* _What is required_
Will you extract the entries word for word? Images should not appear in the copy.

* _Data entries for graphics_
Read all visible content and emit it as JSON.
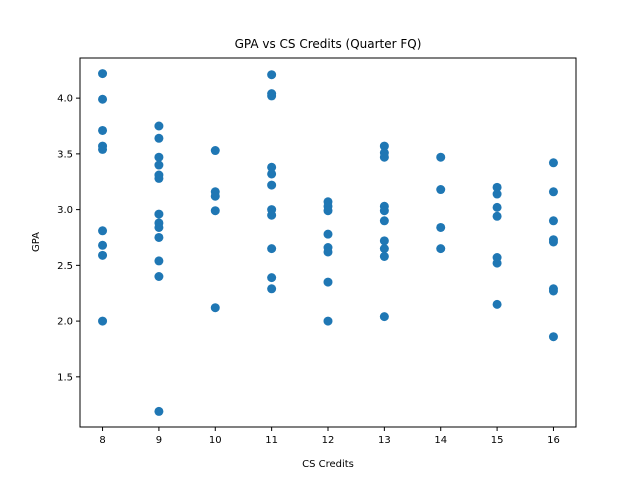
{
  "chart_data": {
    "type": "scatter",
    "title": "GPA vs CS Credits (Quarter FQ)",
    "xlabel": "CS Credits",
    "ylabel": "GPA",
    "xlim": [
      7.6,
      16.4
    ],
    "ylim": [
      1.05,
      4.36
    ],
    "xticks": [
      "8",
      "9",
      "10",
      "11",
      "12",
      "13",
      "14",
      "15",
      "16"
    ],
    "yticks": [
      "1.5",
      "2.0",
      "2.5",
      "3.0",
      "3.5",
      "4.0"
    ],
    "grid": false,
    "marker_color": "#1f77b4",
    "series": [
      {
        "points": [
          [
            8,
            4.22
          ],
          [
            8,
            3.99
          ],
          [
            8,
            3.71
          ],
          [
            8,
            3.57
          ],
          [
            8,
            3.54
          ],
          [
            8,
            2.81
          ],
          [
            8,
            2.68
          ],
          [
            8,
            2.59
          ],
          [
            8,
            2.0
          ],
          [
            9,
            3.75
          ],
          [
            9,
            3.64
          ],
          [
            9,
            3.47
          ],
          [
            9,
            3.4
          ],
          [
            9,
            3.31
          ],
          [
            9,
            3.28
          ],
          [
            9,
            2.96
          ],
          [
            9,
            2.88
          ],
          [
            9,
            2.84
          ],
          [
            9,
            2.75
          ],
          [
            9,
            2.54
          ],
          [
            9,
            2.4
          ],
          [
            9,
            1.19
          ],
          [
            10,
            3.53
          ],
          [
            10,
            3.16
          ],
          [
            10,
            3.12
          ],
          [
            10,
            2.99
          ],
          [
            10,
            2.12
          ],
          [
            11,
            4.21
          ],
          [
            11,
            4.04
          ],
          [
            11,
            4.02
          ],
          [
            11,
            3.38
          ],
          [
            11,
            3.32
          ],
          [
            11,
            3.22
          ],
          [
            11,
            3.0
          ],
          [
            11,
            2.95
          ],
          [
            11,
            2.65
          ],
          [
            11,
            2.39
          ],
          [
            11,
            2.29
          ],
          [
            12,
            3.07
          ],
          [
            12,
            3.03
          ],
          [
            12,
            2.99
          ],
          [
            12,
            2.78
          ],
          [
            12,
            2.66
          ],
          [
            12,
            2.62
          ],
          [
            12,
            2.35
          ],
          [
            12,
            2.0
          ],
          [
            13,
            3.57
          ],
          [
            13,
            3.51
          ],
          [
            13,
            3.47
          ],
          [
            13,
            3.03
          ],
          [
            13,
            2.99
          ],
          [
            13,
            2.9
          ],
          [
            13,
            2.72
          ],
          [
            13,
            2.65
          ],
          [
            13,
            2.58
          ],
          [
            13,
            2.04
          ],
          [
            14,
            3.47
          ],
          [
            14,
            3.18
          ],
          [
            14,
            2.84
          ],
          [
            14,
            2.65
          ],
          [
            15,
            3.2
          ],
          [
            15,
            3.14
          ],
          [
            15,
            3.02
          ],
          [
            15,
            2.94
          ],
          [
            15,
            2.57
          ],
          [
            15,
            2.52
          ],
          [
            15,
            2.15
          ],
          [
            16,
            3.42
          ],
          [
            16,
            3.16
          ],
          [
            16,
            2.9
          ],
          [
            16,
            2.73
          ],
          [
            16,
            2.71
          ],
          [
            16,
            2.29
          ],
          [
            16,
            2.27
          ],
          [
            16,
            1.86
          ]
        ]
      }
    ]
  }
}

* _Solution below_
Read all visible content and emit it as JSON.
{
  "chart_data": {
    "type": "scatter",
    "title": "GPA vs CS Credits (Quarter FQ)",
    "xlabel": "CS Credits",
    "ylabel": "GPA",
    "xlim": [
      7.6,
      16.4
    ],
    "ylim": [
      1.05,
      4.36
    ],
    "xticks": [
      "8",
      "9",
      "10",
      "11",
      "12",
      "13",
      "14",
      "15",
      "16"
    ],
    "yticks": [
      "1.5",
      "2.0",
      "2.5",
      "3.0",
      "3.5",
      "4.0"
    ],
    "grid": false,
    "marker_color": "#1f77b4",
    "series": [
      {
        "points": [
          [
            8,
            4.22
          ],
          [
            8,
            3.99
          ],
          [
            8,
            3.71
          ],
          [
            8,
            3.57
          ],
          [
            8,
            3.54
          ],
          [
            8,
            2.81
          ],
          [
            8,
            2.68
          ],
          [
            8,
            2.59
          ],
          [
            8,
            2.0
          ],
          [
            9,
            3.75
          ],
          [
            9,
            3.64
          ],
          [
            9,
            3.47
          ],
          [
            9,
            3.4
          ],
          [
            9,
            3.31
          ],
          [
            9,
            3.28
          ],
          [
            9,
            2.96
          ],
          [
            9,
            2.88
          ],
          [
            9,
            2.84
          ],
          [
            9,
            2.75
          ],
          [
            9,
            2.54
          ],
          [
            9,
            2.4
          ],
          [
            9,
            1.19
          ],
          [
            10,
            3.53
          ],
          [
            10,
            3.16
          ],
          [
            10,
            3.12
          ],
          [
            10,
            2.99
          ],
          [
            10,
            2.12
          ],
          [
            11,
            4.21
          ],
          [
            11,
            4.04
          ],
          [
            11,
            4.02
          ],
          [
            11,
            3.38
          ],
          [
            11,
            3.32
          ],
          [
            11,
            3.22
          ],
          [
            11,
            3.0
          ],
          [
            11,
            2.95
          ],
          [
            11,
            2.65
          ],
          [
            11,
            2.39
          ],
          [
            11,
            2.29
          ],
          [
            12,
            3.07
          ],
          [
            12,
            3.03
          ],
          [
            12,
            2.99
          ],
          [
            12,
            2.78
          ],
          [
            12,
            2.66
          ],
          [
            12,
            2.62
          ],
          [
            12,
            2.35
          ],
          [
            12,
            2.0
          ],
          [
            13,
            3.57
          ],
          [
            13,
            3.51
          ],
          [
            13,
            3.47
          ],
          [
            13,
            3.03
          ],
          [
            13,
            2.99
          ],
          [
            13,
            2.9
          ],
          [
            13,
            2.72
          ],
          [
            13,
            2.65
          ],
          [
            13,
            2.58
          ],
          [
            13,
            2.04
          ],
          [
            14,
            3.47
          ],
          [
            14,
            3.18
          ],
          [
            14,
            2.84
          ],
          [
            14,
            2.65
          ],
          [
            15,
            3.2
          ],
          [
            15,
            3.14
          ],
          [
            15,
            3.02
          ],
          [
            15,
            2.94
          ],
          [
            15,
            2.57
          ],
          [
            15,
            2.52
          ],
          [
            15,
            2.15
          ],
          [
            16,
            3.42
          ],
          [
            16,
            3.16
          ],
          [
            16,
            2.9
          ],
          [
            16,
            2.73
          ],
          [
            16,
            2.71
          ],
          [
            16,
            2.29
          ],
          [
            16,
            2.27
          ],
          [
            16,
            1.86
          ]
        ]
      }
    ]
  }
}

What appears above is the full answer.